### Set problem
Each record needs to be echoed exactly; can you do that?

Stored entries:
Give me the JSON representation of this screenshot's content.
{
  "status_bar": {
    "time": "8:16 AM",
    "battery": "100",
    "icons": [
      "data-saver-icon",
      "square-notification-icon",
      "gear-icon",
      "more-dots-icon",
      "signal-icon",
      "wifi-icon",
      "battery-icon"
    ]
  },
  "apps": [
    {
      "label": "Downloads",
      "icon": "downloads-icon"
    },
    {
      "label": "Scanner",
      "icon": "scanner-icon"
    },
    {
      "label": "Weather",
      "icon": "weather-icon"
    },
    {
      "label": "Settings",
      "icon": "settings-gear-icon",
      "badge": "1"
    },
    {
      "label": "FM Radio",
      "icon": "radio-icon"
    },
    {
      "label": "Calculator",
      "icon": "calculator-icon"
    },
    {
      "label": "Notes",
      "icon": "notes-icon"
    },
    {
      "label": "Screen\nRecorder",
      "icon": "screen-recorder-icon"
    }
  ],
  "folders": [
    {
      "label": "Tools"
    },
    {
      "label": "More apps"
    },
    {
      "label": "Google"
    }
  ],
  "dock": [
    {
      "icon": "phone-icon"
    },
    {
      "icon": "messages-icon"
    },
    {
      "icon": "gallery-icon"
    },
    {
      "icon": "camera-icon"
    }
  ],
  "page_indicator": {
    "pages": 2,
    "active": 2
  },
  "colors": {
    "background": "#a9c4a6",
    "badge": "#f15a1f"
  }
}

### Answer to this problem
Give me the JSON representation of this screenshot's content.
{
  "status_bar": {
    "time": "8:16 AM",
    "battery": "100",
    "icons": [
      "data-saver-icon",
      "square-notification-icon",
      "gear-icon",
      "more-dots-icon",
      "signal-icon",
      "wifi-icon",
      "battery-icon"
    ]
  },
  "apps": [
    {
      "label": "Downloads",
      "icon": "downloads-icon"
    },
    {
      "label": "Scanner",
      "icon": "scanner-icon"
    },
    {
      "label": "Weather",
      "icon": "weather-icon"
    },
    {
      "label": "Settings",
      "icon": "settings-gear-icon",
      "badge": "1"
    },
    {
      "label": "FM Radio",
      "icon": "radio-icon"
    },
    {
      "label": "Calculator",
      "icon": "calculator-icon"
    },
    {
      "label": "Notes",
      "icon": "notes-icon"
    },
    {
      "label": "Screen\nRecorder",
      "icon": "screen-recorder-icon"
    }
  ],
  "folders": [
    {
      "label": "Tools"
    },
    {
      "label": "More apps"
    },
    {
      "label": "Google"
    }
  ],
  "dock": [
    {
      "icon": "phone-icon"
    },
    {
      "icon": "messages-icon"
    },
    {
      "icon": "gallery-icon"
    },
    {
      "icon": "camera-icon"
    }
  ],
  "page_indicator": {
    "pages": 2,
    "active": 2
  },
  "colors": {
    "background": "#a9c4a6",
    "badge": "#f15a1f"
  }
}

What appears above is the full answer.